DIRECTIONS:
1) Summarize the Stage of Research page in two sentences.
2) From the Stage of Research page, quote the passage from "Our professionals provide" to "agencies and journals.".
3) According to the Stage of Research page, who provides technical support for equipment housed in the data center facilities?

PAGE EXTRACT:
* * * *
Stage of Research
Submitting proposals, conducting research, and administrating sponsored projects involves many different people and units throughout the University of Maryland campus. While there may be some minor variations in processes from department to department and college to college, this page outlines the general process and identifies the appropriate party that has primary responsibility for different activities throughout the life cycle of a sponsored award.
Reliable and secure data center facilities are available for IT hardware colocation use by college and departmental IT units and researchers. Equipment owners provide their own technical support. Accommodations are made for both remote and physical access to equipment.
Need a customized hardware, software, storage and backup, or online solution for your research project? Speak with one of our IT professionals to set you on the right path toward maximizing your resources and utilizing the IT infrastructure that the University offers. We can help you develop a plan for your proposal, estimate costs for budgets, plan for data access and security concerns, and connect you with the resources you need to complete your research.
Our professionals provide expert guidance, project consultation, and technical assistance on various aspects of data curation, especially creating and disseminating open data, code, and other research products. You can consult us about data governance issues, documentation and metadata, data sharing and publishing, long-term archiving, and related topics. In some cases, we can perform pre-dissemination cleaning, transformation, and integration. In addition, we can help with data management or data sharing plans for funding agencies and journals.
* * * *
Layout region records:
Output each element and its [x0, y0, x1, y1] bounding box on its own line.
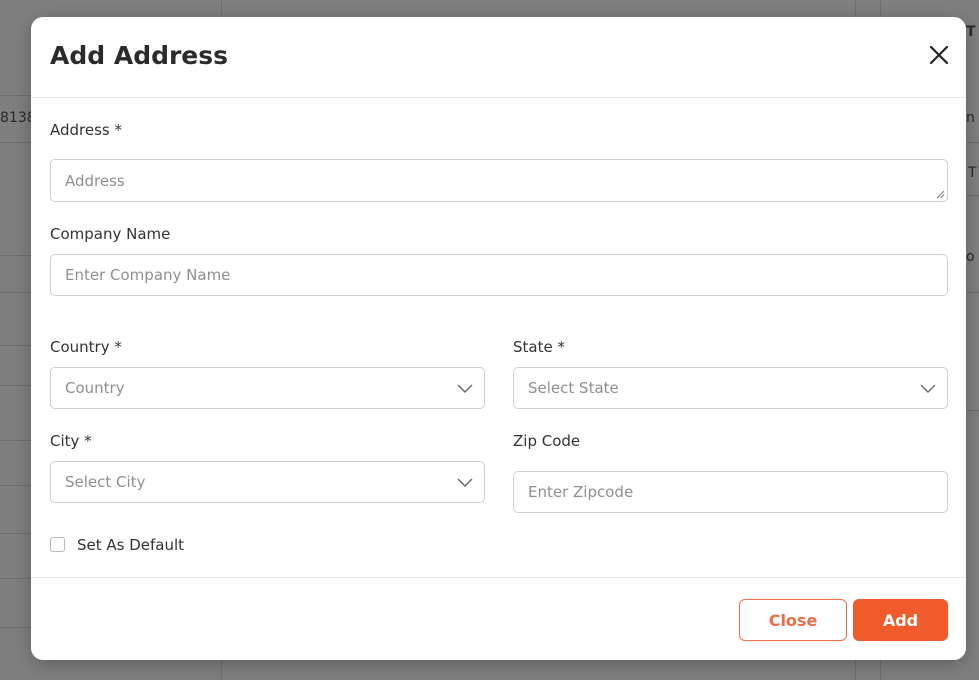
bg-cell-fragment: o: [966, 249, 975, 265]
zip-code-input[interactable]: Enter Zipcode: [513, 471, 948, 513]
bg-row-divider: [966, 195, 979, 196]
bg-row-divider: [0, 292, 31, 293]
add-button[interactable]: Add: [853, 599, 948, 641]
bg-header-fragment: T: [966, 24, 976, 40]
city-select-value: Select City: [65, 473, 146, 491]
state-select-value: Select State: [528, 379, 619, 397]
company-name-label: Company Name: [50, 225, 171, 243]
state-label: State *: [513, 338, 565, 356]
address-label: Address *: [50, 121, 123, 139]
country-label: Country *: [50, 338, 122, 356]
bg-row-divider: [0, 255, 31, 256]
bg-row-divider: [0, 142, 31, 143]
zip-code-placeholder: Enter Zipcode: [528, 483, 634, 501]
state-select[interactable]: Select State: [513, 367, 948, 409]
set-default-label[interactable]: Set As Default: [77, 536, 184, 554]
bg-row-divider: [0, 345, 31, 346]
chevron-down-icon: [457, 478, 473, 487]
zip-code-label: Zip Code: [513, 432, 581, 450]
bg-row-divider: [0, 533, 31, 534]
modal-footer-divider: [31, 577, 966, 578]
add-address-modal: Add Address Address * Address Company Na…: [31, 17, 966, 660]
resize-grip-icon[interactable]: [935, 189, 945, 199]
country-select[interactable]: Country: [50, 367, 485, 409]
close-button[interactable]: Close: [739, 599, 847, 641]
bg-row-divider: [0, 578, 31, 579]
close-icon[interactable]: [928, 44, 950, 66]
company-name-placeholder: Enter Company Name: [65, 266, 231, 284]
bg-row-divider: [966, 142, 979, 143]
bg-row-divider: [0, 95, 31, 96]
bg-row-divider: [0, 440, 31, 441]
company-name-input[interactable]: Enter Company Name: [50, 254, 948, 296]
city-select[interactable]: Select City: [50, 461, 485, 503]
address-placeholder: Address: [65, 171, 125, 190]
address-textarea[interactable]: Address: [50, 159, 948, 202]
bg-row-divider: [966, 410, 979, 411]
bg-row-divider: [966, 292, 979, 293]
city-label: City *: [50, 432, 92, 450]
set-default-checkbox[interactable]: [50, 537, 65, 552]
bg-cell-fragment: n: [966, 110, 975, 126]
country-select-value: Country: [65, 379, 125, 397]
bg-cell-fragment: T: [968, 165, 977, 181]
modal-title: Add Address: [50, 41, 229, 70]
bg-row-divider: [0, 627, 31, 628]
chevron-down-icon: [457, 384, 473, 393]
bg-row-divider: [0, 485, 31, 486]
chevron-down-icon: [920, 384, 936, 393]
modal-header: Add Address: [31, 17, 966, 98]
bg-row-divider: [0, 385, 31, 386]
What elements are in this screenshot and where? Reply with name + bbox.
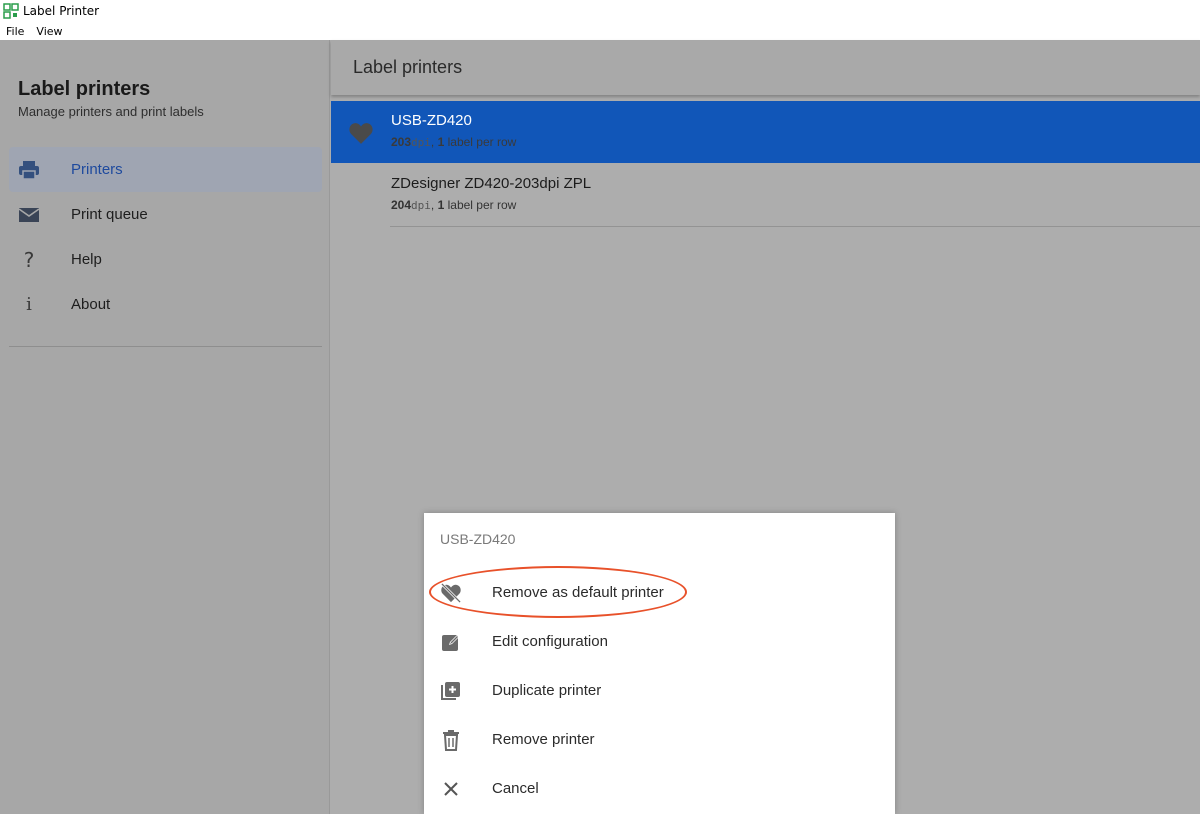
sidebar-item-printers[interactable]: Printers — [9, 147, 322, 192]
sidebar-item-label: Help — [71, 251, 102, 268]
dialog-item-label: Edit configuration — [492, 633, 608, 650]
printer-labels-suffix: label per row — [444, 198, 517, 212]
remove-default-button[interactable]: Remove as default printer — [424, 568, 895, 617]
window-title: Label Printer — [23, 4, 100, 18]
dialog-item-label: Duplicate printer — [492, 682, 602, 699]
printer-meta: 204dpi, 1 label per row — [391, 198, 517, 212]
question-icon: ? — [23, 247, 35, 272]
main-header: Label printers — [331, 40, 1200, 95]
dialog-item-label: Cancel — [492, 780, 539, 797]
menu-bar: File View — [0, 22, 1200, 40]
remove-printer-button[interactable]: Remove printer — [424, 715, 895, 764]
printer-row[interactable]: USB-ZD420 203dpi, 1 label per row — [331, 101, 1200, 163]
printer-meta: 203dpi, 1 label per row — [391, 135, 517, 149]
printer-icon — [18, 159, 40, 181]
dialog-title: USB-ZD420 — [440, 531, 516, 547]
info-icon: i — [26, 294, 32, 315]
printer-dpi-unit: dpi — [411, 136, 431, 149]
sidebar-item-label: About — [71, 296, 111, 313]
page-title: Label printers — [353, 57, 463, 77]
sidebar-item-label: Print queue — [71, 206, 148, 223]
* * * *
SOLVED TASKS:
1) The Stage of Research page explains that submitting proposals, conducting research, and administering sponsored projects at the University of Maryland involve many people and units, and it outlines the general process and who holds primary responsibility across the life cycle of a sponsored award. It also describes secure data center facilities for IT hardware colocation, consultation with IT professionals on research technology needs and budgets, and expert guidance on data curation and data management or sharing plans.

2)
Our professionals provide expert guidance, project consultation, and technical assistance on various aspects of data curation, especially creating and disseminating open data, code, and other research products. You can consult us about data governance issues, documentation and metadata, data sharing and publishing, long-term archiving, and related topics. In some cases, we can perform pre-dissemination cleaning, transformation, and integration. In addition, we can help with data management or data sharing plans for funding agencies and journals.

3) Equipment owners provide their own technical support.